§ **WHAT THE EXERCISE ASKS**
Provide the count of lines that hold "древесины" and no other output.

╭─ EXTRACTED INFORMATION

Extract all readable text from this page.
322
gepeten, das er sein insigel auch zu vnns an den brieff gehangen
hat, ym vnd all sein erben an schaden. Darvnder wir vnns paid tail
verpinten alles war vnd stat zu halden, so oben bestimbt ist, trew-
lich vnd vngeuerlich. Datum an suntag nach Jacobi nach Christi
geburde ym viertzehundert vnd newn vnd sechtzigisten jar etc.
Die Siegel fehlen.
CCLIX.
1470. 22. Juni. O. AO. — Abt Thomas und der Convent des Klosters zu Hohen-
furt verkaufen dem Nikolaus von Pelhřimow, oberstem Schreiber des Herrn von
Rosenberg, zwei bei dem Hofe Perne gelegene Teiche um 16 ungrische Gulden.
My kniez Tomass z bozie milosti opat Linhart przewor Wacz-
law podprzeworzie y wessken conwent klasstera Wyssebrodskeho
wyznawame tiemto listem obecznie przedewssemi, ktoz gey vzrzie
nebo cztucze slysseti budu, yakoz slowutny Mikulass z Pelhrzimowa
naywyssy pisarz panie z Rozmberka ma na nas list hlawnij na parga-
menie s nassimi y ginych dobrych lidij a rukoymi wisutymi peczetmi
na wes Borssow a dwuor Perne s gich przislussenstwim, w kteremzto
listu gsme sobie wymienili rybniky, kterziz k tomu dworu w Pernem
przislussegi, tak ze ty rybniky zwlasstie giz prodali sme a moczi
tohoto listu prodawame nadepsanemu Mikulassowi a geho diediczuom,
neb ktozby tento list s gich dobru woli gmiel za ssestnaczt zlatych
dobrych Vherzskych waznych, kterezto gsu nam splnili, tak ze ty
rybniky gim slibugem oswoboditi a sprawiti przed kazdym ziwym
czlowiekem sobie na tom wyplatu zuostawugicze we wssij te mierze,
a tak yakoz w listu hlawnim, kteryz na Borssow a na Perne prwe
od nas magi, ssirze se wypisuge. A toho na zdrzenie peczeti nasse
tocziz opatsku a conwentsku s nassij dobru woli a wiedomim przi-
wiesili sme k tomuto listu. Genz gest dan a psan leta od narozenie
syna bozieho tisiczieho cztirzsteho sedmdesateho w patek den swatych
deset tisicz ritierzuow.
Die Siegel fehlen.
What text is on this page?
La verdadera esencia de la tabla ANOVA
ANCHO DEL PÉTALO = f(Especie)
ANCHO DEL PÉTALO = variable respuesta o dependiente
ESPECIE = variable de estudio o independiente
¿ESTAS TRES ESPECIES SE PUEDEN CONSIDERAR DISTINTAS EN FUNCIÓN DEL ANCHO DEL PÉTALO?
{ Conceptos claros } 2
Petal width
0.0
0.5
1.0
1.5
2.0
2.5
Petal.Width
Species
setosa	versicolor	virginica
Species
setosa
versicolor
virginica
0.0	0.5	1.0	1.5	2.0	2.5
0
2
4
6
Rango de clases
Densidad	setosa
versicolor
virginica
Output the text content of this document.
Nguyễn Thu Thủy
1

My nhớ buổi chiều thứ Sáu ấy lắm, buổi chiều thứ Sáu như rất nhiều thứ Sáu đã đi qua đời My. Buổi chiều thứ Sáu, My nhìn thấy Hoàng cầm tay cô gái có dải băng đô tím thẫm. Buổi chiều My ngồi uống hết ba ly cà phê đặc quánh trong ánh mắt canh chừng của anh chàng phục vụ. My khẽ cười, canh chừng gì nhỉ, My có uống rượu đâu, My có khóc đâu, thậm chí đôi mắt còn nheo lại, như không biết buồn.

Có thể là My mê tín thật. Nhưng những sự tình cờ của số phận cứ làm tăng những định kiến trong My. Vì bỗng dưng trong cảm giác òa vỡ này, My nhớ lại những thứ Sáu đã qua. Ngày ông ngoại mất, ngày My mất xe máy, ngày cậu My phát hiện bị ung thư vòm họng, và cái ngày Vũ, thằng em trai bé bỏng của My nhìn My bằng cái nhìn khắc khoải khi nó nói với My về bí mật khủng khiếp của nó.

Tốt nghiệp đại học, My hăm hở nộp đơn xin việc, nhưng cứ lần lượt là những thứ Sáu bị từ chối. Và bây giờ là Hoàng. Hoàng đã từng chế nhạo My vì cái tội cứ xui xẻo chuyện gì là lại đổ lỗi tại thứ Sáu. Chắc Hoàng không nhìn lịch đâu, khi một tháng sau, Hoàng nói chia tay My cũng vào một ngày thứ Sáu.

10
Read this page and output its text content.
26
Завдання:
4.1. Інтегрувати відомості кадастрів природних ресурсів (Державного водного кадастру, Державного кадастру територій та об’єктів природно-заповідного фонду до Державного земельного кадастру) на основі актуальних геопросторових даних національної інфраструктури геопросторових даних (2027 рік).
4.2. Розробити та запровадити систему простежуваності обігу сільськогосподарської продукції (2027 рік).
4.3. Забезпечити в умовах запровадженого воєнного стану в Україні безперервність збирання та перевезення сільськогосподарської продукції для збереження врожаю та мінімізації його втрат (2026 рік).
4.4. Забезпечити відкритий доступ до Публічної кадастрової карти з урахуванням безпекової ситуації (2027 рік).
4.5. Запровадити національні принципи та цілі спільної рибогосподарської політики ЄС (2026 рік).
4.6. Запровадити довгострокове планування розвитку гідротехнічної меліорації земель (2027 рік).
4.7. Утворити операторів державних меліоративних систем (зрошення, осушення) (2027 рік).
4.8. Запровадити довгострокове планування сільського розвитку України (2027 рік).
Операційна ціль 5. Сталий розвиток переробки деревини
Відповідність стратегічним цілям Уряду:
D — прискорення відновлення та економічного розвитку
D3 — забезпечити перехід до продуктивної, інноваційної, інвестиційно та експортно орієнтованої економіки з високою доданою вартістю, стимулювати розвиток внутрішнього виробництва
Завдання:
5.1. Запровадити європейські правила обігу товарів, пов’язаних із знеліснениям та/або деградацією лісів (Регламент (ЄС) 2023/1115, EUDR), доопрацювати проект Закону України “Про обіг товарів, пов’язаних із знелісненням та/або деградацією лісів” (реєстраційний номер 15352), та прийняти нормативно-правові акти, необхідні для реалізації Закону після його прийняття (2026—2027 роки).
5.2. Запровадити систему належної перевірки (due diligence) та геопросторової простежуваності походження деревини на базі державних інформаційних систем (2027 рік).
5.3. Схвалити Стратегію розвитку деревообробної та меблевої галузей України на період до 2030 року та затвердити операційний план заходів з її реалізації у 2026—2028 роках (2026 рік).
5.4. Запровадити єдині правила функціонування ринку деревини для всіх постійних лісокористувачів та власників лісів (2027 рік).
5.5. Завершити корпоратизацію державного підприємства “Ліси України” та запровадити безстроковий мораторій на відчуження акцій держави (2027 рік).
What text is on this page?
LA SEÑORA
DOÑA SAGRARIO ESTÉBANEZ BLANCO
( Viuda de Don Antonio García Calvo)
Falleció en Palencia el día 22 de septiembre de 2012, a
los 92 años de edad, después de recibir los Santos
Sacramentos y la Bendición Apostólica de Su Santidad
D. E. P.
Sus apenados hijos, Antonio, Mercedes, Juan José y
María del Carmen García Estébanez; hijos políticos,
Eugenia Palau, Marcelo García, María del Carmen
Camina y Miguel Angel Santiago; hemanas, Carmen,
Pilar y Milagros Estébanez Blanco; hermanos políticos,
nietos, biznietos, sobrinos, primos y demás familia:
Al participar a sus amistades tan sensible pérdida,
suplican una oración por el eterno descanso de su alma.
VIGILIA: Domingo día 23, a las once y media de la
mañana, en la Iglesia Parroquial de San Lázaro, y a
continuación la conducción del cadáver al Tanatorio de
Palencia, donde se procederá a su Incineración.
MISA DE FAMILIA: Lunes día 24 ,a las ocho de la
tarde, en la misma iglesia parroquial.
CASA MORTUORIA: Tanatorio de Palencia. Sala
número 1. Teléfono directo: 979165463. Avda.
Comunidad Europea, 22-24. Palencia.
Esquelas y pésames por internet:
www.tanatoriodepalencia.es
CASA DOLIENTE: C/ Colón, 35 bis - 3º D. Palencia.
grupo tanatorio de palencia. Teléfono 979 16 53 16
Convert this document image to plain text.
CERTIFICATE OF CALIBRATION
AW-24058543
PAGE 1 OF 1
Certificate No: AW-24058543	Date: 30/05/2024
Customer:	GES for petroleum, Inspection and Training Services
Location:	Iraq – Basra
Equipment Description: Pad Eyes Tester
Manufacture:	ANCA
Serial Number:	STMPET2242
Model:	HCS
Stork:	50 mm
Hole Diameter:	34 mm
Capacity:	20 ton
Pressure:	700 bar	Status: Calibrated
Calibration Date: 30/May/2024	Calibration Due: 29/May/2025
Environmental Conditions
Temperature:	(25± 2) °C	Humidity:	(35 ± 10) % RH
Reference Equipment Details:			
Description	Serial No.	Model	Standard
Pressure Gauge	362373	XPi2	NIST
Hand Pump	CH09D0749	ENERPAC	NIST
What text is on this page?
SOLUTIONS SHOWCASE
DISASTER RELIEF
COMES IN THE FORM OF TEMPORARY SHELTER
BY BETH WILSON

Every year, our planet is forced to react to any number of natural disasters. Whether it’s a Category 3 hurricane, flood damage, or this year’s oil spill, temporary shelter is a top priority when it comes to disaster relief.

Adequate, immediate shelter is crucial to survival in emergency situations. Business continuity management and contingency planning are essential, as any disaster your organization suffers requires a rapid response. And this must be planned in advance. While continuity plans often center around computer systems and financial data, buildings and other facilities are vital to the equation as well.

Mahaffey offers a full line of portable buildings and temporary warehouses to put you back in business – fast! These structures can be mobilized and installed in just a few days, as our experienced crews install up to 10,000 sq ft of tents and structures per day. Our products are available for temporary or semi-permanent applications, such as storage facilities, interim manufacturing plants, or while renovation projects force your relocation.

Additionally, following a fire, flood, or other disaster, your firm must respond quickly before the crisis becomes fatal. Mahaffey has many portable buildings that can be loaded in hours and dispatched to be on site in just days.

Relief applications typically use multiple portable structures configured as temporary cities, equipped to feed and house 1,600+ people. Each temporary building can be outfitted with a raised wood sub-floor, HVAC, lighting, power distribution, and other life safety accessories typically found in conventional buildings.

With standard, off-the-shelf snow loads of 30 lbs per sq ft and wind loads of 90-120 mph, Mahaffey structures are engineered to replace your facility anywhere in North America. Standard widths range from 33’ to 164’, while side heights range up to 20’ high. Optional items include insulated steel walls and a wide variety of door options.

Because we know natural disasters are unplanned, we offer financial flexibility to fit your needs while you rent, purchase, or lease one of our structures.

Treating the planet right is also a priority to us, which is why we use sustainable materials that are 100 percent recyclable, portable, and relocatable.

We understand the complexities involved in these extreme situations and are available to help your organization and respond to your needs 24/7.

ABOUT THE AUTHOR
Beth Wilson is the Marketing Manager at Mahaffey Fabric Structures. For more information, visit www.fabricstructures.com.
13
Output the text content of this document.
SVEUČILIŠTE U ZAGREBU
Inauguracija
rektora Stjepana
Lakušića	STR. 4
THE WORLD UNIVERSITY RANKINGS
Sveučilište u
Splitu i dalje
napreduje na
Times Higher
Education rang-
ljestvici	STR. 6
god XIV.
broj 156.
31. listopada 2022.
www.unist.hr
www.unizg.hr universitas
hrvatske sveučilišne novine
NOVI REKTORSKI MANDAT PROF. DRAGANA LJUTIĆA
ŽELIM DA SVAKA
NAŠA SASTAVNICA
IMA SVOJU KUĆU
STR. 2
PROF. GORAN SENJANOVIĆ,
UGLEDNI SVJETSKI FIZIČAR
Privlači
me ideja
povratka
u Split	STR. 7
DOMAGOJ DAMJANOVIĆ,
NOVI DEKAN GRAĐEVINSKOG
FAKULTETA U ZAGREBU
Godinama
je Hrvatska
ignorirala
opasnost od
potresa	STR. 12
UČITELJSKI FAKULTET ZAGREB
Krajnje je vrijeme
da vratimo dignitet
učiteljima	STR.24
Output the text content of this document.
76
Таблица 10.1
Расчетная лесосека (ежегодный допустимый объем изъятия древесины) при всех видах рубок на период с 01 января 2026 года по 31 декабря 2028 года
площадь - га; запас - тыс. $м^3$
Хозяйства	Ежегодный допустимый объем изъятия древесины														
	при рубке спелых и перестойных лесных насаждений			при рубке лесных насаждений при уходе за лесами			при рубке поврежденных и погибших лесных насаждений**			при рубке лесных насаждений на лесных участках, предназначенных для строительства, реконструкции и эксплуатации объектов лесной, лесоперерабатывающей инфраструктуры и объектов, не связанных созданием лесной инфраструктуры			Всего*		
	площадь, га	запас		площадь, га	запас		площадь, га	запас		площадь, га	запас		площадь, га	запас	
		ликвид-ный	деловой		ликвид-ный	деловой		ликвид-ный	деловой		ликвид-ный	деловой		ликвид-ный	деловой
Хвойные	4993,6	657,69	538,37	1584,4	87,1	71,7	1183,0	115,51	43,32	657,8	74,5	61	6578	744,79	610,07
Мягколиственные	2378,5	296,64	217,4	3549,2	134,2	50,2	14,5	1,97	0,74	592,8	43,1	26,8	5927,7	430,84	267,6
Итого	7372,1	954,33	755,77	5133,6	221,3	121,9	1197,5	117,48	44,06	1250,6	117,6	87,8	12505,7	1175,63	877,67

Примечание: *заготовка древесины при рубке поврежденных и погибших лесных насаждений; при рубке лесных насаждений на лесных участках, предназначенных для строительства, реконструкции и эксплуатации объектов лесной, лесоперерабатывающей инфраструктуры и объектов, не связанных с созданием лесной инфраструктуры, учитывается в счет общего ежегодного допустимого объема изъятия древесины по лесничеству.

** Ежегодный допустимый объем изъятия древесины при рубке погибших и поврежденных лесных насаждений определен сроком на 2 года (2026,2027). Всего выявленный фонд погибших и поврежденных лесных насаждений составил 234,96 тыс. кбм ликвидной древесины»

╰─

§ **WRITTEN SOLUTION**
4